§ **The task**
Where a line contains the word "менее", copy that line.

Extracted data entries

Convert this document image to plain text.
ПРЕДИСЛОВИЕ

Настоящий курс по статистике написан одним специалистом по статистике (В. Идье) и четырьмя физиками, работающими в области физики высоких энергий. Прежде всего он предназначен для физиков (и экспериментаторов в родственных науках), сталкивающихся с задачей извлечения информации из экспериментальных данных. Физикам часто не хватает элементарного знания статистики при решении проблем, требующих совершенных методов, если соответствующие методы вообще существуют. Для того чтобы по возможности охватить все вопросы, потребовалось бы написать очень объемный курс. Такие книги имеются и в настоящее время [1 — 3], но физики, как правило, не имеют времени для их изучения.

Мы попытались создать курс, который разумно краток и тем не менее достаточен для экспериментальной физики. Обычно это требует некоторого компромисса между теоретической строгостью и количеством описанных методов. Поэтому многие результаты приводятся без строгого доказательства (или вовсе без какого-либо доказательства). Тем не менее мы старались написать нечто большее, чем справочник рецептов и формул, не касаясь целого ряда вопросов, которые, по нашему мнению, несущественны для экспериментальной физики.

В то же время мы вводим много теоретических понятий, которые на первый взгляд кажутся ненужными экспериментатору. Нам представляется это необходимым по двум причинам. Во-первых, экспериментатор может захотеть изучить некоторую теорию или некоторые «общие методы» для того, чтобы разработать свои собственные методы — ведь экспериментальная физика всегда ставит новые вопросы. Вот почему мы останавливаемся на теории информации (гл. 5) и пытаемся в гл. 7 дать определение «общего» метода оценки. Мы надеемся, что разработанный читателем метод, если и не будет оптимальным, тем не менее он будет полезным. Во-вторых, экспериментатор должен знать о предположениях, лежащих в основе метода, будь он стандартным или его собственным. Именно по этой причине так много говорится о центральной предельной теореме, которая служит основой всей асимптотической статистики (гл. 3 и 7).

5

§ **Task answer**
Мы попытались создать курс, который разумно краток и тем не менее достаточен для экспериментальной физики. Обычно это требует некоторого компромисса между теоретической строгостью и количеством описанных методов. Поэтому многие результаты приводятся без строгого доказательства (или вовсе без какого-либо доказательства). Тем не менее мы старались написать нечто большее, чем справочник рецептов и формул, не касаясь целого ряда вопросов, которые, по нашему мнению, несущественны для экспериментальной физики.
В то же время мы вводим много теоретических понятий, которые на первый взгляд кажутся ненужными экспериментатору. Нам представляется это необходимым по двум причинам. Во-первых, экспериментатор может захотеть изучить некоторую теорию или некоторые «общие методы» для того, чтобы разработать свои собственные методы — ведь экспериментальная физика всегда ставит новые вопросы. Вот почему мы останавливаемся на теории информации (гл. 5) и пытаемся в гл. 7 дать определение «общего» метода оценки. Мы надеемся, что разработанный читателем метод, если и не будет оптимальным, тем не менее он будет полезным. Во-вторых, экспериментатор должен знать о предположениях, лежащих в основе метода, будь он стандартным или его собственным. Именно по этой причине так много говорится о центральной предельной теореме, которая служит основой всей асимптотической статистики (гл. 3 и 7).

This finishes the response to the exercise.